◆ Short problem
Locate the lines that hold the string "perception". Copy every such line.

◆ Data
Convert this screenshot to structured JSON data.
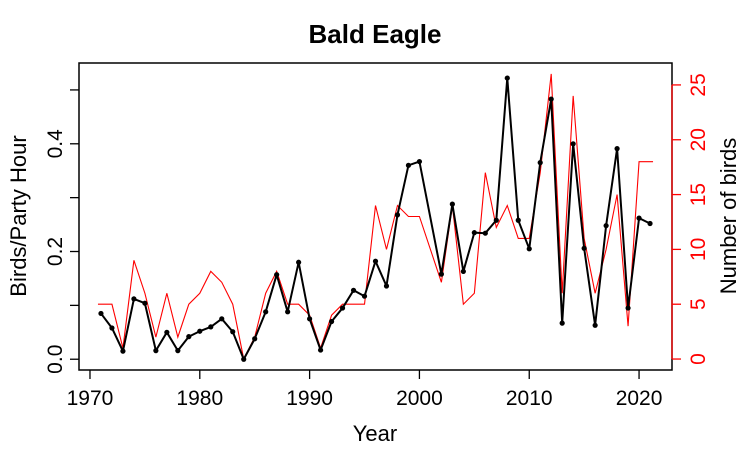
{
  "chart_data": {
    "type": "line",
    "title": "Bald Eagle",
    "xlabel": "Year",
    "ylabel": "Birds/Party Hour",
    "y2label": "Number of birds",
    "xlim": [
      1969,
      2023
    ],
    "ylim": [
      -0.02,
      0.55
    ],
    "y2lim": [
      -1.0,
      27.0
    ],
    "xticks": [
      1970,
      1980,
      1990,
      2000,
      2010,
      2020
    ],
    "xtick_labels": [
      "1970",
      "1980",
      "1990",
      "2000",
      "2010",
      "2020"
    ],
    "yticks": [
      0.0,
      0.2,
      0.4
    ],
    "ytick_labels": [
      "0.0",
      "0.2",
      "0.4"
    ],
    "y2ticks": [
      0,
      5,
      10,
      15,
      20,
      25
    ],
    "y2tick_labels": [
      "0",
      "5",
      "10",
      "15",
      "20",
      "25"
    ],
    "grid": false,
    "colors": {
      "left": "#000000",
      "right": "#ff0000"
    },
    "series": [
      {
        "axis": "left",
        "style": "line-with-points",
        "color": "#000000",
        "x": [
          1971,
          1972,
          1973,
          1974,
          1975,
          1976,
          1977,
          1978,
          1979,
          1980,
          1981,
          1982,
          1983,
          1984,
          1985,
          1986,
          1987,
          1988,
          1989,
          1990,
          1991,
          1992,
          1993,
          1994,
          1995,
          1996,
          1997,
          1998,
          1999,
          2000,
          2002,
          2003,
          2004,
          2005,
          2006,
          2007,
          2008,
          2009,
          2010,
          2011,
          2012,
          2013,
          2014,
          2015,
          2016,
          2017,
          2018,
          2019,
          2020,
          2021
        ],
        "values": [
          0.085,
          0.058,
          0.015,
          0.112,
          0.104,
          0.016,
          0.05,
          0.016,
          0.042,
          0.052,
          0.06,
          0.075,
          0.051,
          0.0,
          0.038,
          0.088,
          0.157,
          0.088,
          0.18,
          0.075,
          0.017,
          0.07,
          0.095,
          0.128,
          0.117,
          0.182,
          0.136,
          0.268,
          0.36,
          0.367,
          0.158,
          0.288,
          0.163,
          0.235,
          0.234,
          0.258,
          0.522,
          0.258,
          0.205,
          0.365,
          0.483,
          0.067,
          0.4,
          0.206,
          0.063,
          0.248,
          0.391,
          0.095,
          0.262,
          0.252
        ]
      },
      {
        "axis": "right",
        "style": "step",
        "color": "#ff0000",
        "x": [
          1971,
          1972,
          1973,
          1974,
          1975,
          1976,
          1977,
          1978,
          1979,
          1980,
          1981,
          1982,
          1983,
          1984,
          1985,
          1986,
          1987,
          1988,
          1989,
          1990,
          1991,
          1992,
          1993,
          1994,
          1995,
          1996,
          1997,
          1998,
          1999,
          2000,
          2002,
          2003,
          2004,
          2005,
          2006,
          2007,
          2008,
          2009,
          2010,
          2011,
          2012,
          2013,
          2014,
          2015,
          2016,
          2017,
          2018,
          2019,
          2020,
          2021
        ],
        "values": [
          5,
          5,
          1,
          9,
          6,
          2,
          6,
          2,
          5,
          6,
          8,
          7,
          5,
          0,
          2,
          6,
          8,
          5,
          5,
          4,
          1,
          4,
          5,
          5,
          5,
          14,
          10,
          14,
          13,
          13,
          7,
          14,
          5,
          6,
          17,
          12,
          14,
          11,
          11,
          17,
          26,
          6,
          24,
          11,
          6,
          10,
          15,
          3,
          18,
          18
        ]
      }
    ]
  }
}
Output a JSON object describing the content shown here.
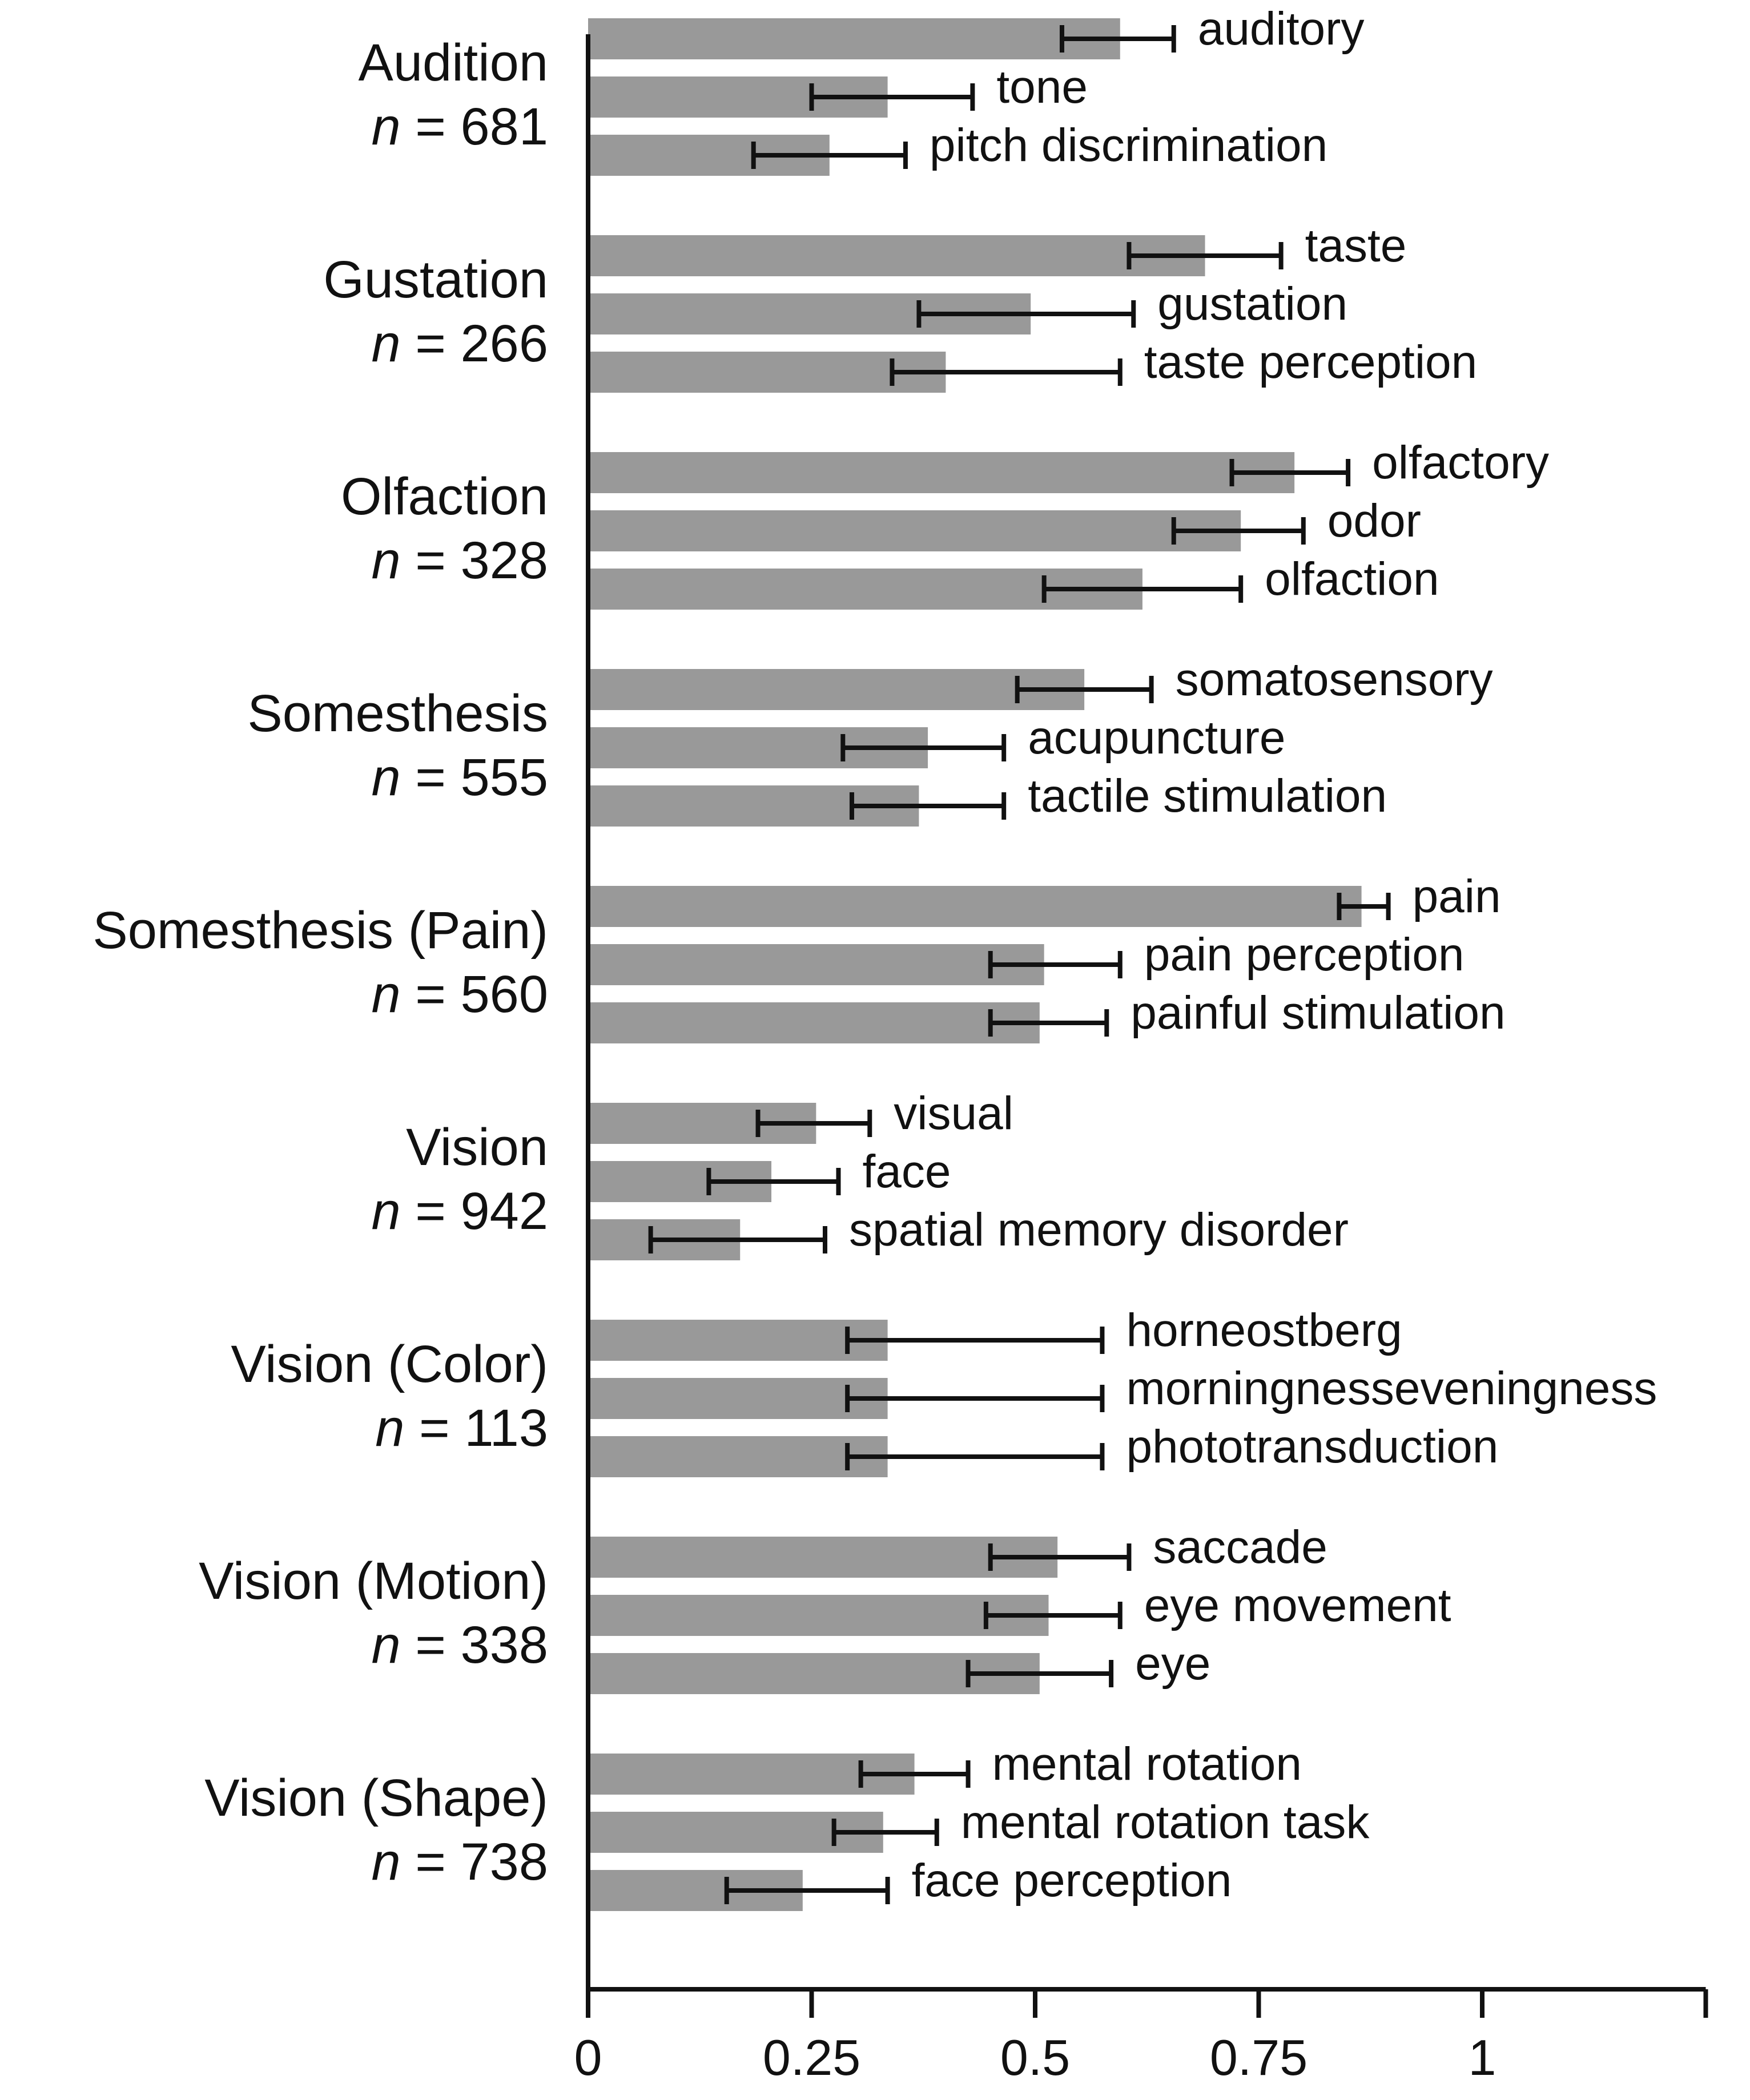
{
  "chart_data": {
    "type": "bar",
    "orientation": "horizontal",
    "error_bars": true,
    "xlim": [
      0,
      1.25
    ],
    "xticks": [
      "0",
      "0.25",
      "0.5",
      "0.75",
      "1"
    ],
    "xtick_values": [
      0,
      0.25,
      0.5,
      0.75,
      1
    ],
    "colors": {
      "bar": "#999999",
      "axis": "#111111",
      "error": "#111111"
    },
    "groups": [
      {
        "label": "Audition",
        "n_prefix": "n",
        "n_suffix": " = 681",
        "bars": [
          {
            "term": "auditory",
            "value": 0.595,
            "err_low": 0.53,
            "err_high": 0.655
          },
          {
            "term": "tone",
            "value": 0.335,
            "err_low": 0.25,
            "err_high": 0.43
          },
          {
            "term": "pitch discrimination",
            "value": 0.27,
            "err_low": 0.185,
            "err_high": 0.355
          }
        ]
      },
      {
        "label": "Gustation",
        "n_prefix": "n",
        "n_suffix": " = 266",
        "bars": [
          {
            "term": "taste",
            "value": 0.69,
            "err_low": 0.605,
            "err_high": 0.775
          },
          {
            "term": "gustation",
            "value": 0.495,
            "err_low": 0.37,
            "err_high": 0.61
          },
          {
            "term": "taste perception",
            "value": 0.4,
            "err_low": 0.34,
            "err_high": 0.595
          }
        ]
      },
      {
        "label": "Olfaction",
        "n_prefix": "n",
        "n_suffix": " = 328",
        "bars": [
          {
            "term": "olfactory",
            "value": 0.79,
            "err_low": 0.72,
            "err_high": 0.85
          },
          {
            "term": "odor",
            "value": 0.73,
            "err_low": 0.655,
            "err_high": 0.8
          },
          {
            "term": "olfaction",
            "value": 0.62,
            "err_low": 0.51,
            "err_high": 0.73
          }
        ]
      },
      {
        "label": "Somesthesis",
        "n_prefix": "n",
        "n_suffix": " = 555",
        "bars": [
          {
            "term": "somatosensory",
            "value": 0.555,
            "err_low": 0.48,
            "err_high": 0.63
          },
          {
            "term": "acupuncture",
            "value": 0.38,
            "err_low": 0.285,
            "err_high": 0.465
          },
          {
            "term": "tactile stimulation",
            "value": 0.37,
            "err_low": 0.295,
            "err_high": 0.465
          }
        ]
      },
      {
        "label": "Somesthesis (Pain)",
        "n_prefix": "n",
        "n_suffix": " = 560",
        "bars": [
          {
            "term": "pain",
            "value": 0.865,
            "err_low": 0.84,
            "err_high": 0.895
          },
          {
            "term": "pain perception",
            "value": 0.51,
            "err_low": 0.45,
            "err_high": 0.595
          },
          {
            "term": "painful stimulation",
            "value": 0.505,
            "err_low": 0.45,
            "err_high": 0.58
          }
        ]
      },
      {
        "label": "Vision",
        "n_prefix": "n",
        "n_suffix": " = 942",
        "bars": [
          {
            "term": "visual",
            "value": 0.255,
            "err_low": 0.19,
            "err_high": 0.315
          },
          {
            "term": "face",
            "value": 0.205,
            "err_low": 0.135,
            "err_high": 0.28
          },
          {
            "term": "spatial memory disorder",
            "value": 0.17,
            "err_low": 0.07,
            "err_high": 0.265
          }
        ]
      },
      {
        "label": "Vision (Color)",
        "n_prefix": "n",
        "n_suffix": " = 113",
        "bars": [
          {
            "term": "horneostberg",
            "value": 0.335,
            "err_low": 0.29,
            "err_high": 0.575
          },
          {
            "term": "morningnesseveningness",
            "value": 0.335,
            "err_low": 0.29,
            "err_high": 0.575
          },
          {
            "term": "phototransduction",
            "value": 0.335,
            "err_low": 0.29,
            "err_high": 0.575
          }
        ]
      },
      {
        "label": "Vision (Motion)",
        "n_prefix": "n",
        "n_suffix": " = 338",
        "bars": [
          {
            "term": "saccade",
            "value": 0.525,
            "err_low": 0.45,
            "err_high": 0.605
          },
          {
            "term": "eye movement",
            "value": 0.515,
            "err_low": 0.445,
            "err_high": 0.595
          },
          {
            "term": "eye",
            "value": 0.505,
            "err_low": 0.425,
            "err_high": 0.585
          }
        ]
      },
      {
        "label": "Vision (Shape)",
        "n_prefix": "n",
        "n_suffix": " = 738",
        "bars": [
          {
            "term": "mental rotation",
            "value": 0.365,
            "err_low": 0.305,
            "err_high": 0.425
          },
          {
            "term": "mental rotation task",
            "value": 0.33,
            "err_low": 0.275,
            "err_high": 0.39
          },
          {
            "term": "face perception",
            "value": 0.24,
            "err_low": 0.155,
            "err_high": 0.335
          }
        ]
      }
    ]
  }
}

◆ Solution
            "term": "taste perception",
            "term": "pain perception",
            "term": "face perception",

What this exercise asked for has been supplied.